§ **REQUIRED WORK**
Collect the lines of the entries where "weekday" shows up.

# DATA SUPPLIED start

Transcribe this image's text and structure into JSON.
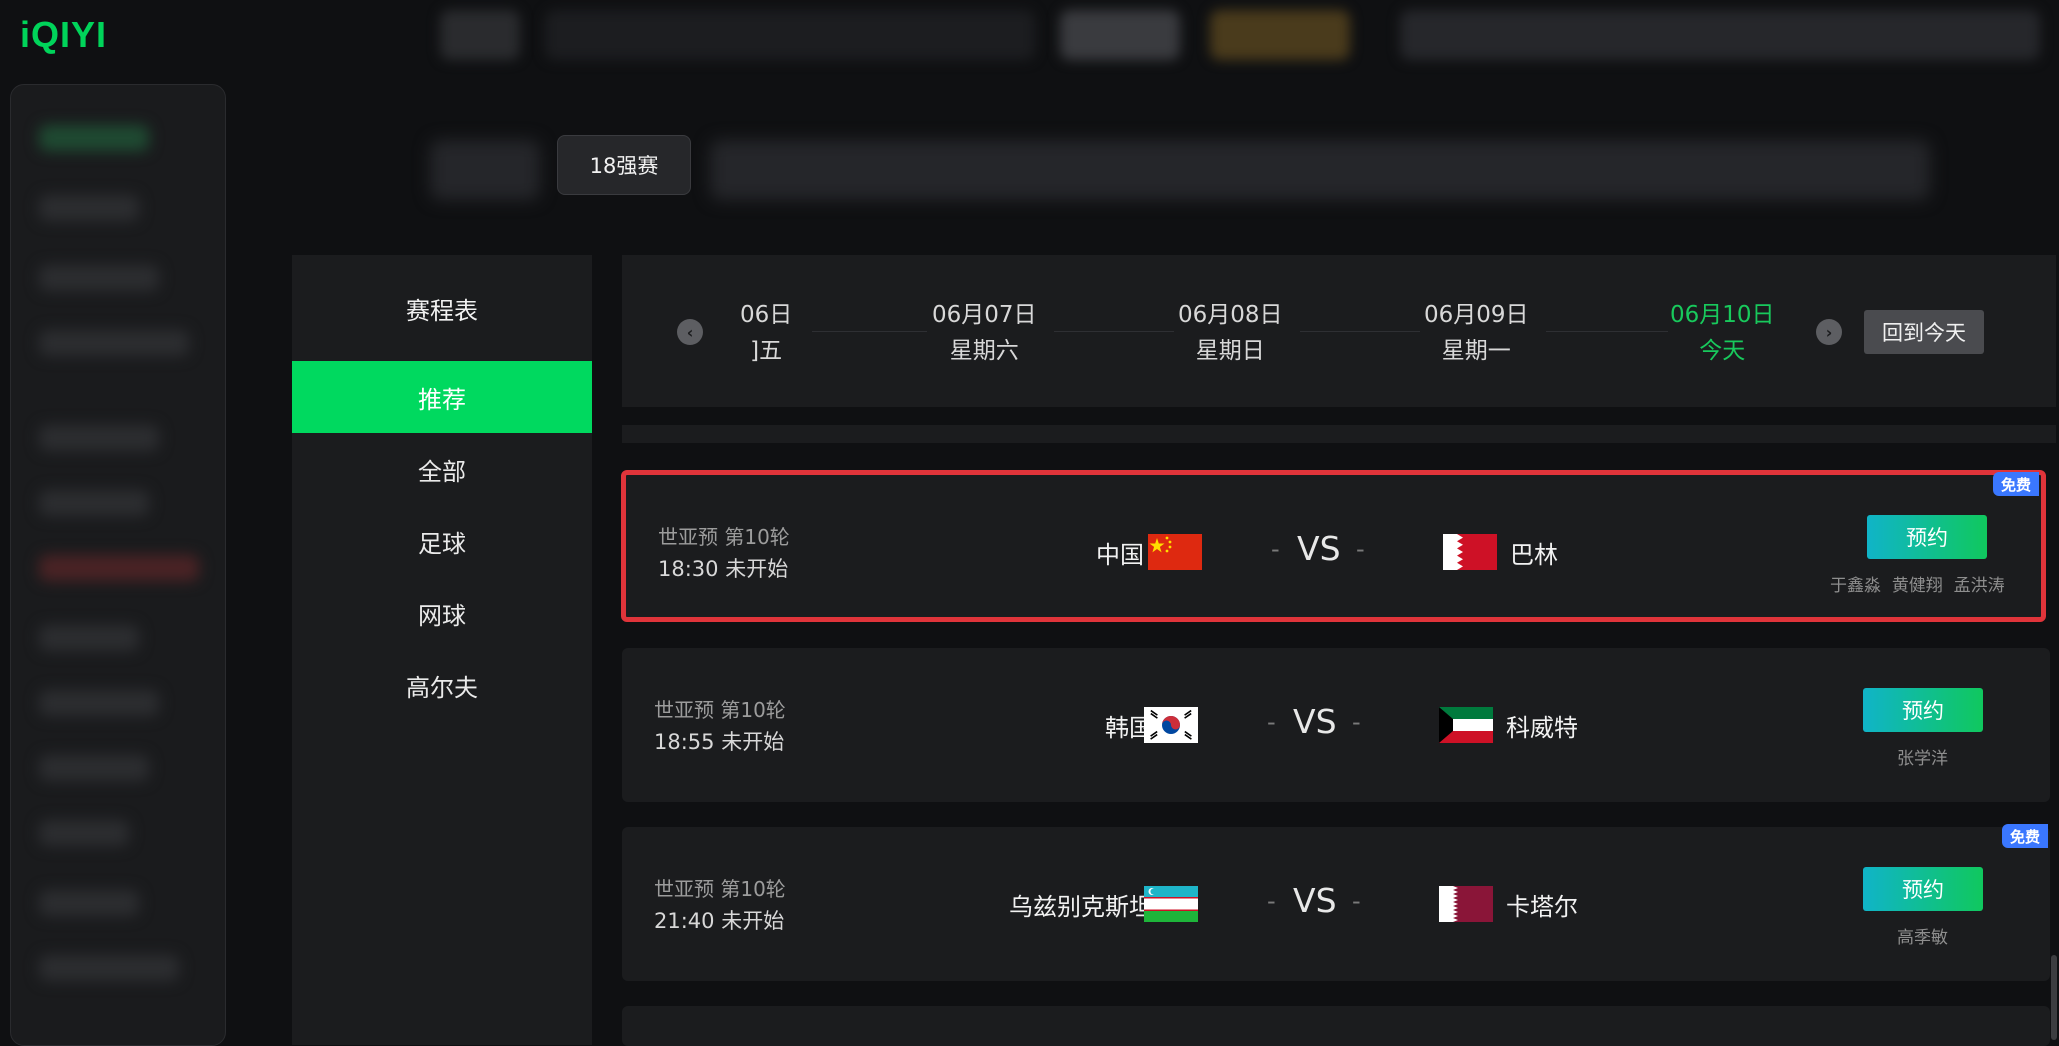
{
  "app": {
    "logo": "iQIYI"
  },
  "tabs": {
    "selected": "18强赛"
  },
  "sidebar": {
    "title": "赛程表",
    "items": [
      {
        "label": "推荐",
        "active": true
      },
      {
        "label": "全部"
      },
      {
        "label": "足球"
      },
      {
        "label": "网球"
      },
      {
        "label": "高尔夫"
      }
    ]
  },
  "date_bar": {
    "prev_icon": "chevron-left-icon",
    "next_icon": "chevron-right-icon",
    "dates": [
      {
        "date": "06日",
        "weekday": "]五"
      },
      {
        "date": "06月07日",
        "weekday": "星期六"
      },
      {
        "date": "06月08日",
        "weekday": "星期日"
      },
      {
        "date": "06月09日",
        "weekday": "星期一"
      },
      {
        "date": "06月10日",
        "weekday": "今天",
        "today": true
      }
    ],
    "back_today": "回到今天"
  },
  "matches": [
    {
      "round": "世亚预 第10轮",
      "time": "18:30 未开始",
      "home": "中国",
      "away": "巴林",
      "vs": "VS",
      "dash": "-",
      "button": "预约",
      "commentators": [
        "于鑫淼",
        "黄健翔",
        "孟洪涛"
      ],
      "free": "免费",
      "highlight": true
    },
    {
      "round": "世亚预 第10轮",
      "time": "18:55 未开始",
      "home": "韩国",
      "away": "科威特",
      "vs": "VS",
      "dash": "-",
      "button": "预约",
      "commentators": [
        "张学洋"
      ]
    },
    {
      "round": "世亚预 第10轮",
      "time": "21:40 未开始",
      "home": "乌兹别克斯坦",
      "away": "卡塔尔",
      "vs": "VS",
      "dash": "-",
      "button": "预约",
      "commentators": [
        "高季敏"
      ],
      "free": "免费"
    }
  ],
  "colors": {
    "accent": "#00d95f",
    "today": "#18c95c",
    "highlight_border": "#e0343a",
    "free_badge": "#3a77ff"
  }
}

# DATA SUPPLIED end
# DATA SUPPLIED start

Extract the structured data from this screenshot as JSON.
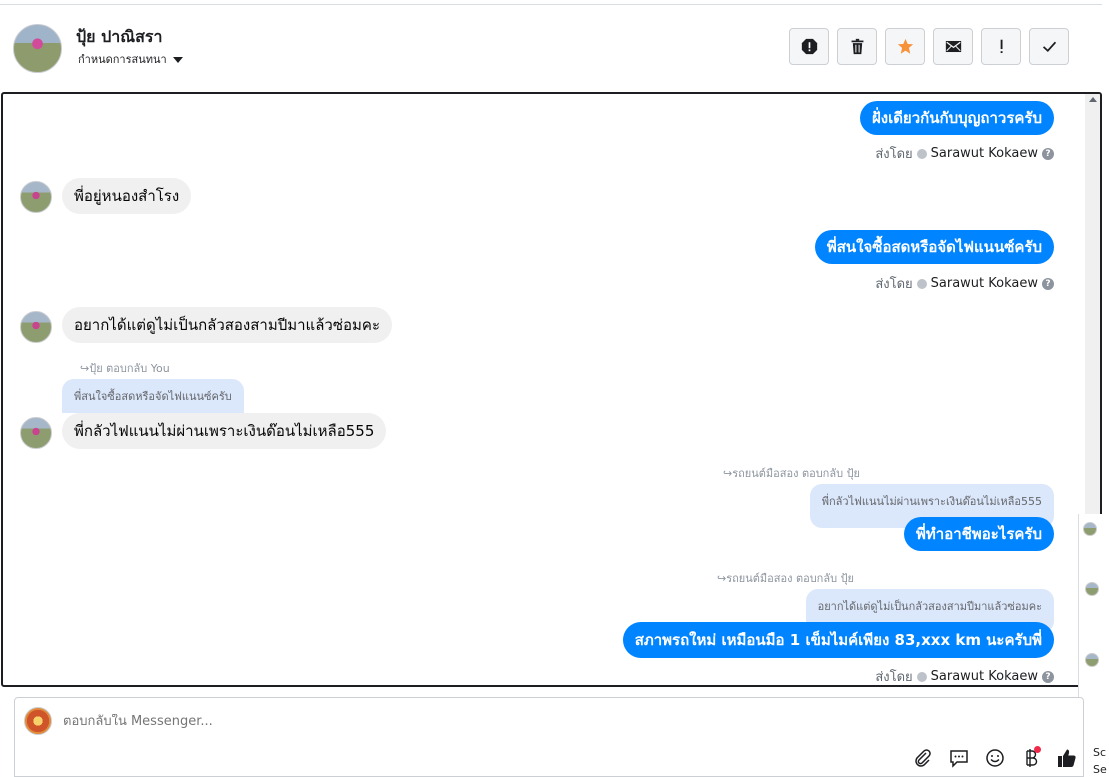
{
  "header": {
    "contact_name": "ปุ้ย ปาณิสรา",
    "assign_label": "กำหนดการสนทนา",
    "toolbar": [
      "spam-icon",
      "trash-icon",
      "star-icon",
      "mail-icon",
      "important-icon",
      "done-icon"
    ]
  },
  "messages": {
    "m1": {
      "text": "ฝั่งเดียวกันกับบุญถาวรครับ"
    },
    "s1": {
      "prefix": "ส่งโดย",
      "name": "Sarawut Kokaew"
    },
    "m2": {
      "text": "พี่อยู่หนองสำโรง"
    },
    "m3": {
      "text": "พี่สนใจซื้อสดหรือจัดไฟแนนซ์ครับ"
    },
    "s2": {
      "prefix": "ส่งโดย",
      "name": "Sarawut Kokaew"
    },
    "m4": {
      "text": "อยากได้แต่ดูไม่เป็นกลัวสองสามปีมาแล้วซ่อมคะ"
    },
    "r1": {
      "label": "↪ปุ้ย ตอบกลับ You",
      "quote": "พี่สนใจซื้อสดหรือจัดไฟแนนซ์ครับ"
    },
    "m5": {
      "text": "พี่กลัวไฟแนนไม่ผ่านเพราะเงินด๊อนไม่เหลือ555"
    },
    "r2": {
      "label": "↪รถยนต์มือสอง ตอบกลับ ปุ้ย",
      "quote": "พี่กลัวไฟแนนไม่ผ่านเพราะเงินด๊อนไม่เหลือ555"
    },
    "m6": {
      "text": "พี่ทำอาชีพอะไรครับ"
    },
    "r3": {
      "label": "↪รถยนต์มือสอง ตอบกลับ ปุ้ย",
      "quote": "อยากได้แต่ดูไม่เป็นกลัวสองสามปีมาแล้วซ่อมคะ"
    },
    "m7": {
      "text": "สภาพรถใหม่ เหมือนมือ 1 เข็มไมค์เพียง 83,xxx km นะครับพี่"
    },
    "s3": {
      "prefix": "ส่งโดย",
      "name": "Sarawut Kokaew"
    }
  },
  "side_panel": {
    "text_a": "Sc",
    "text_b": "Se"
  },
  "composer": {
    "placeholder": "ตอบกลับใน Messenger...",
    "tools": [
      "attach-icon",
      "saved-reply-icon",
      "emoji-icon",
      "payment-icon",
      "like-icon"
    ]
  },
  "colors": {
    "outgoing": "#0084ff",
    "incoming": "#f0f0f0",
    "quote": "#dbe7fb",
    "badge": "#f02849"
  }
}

# DATA SUPPLIED end

§ **EXPECTED ANSWER**
        "weekday": "]五"
        "weekday": "星期六"
        "weekday": "星期日"
        "weekday": "星期一"
        "weekday": "今天",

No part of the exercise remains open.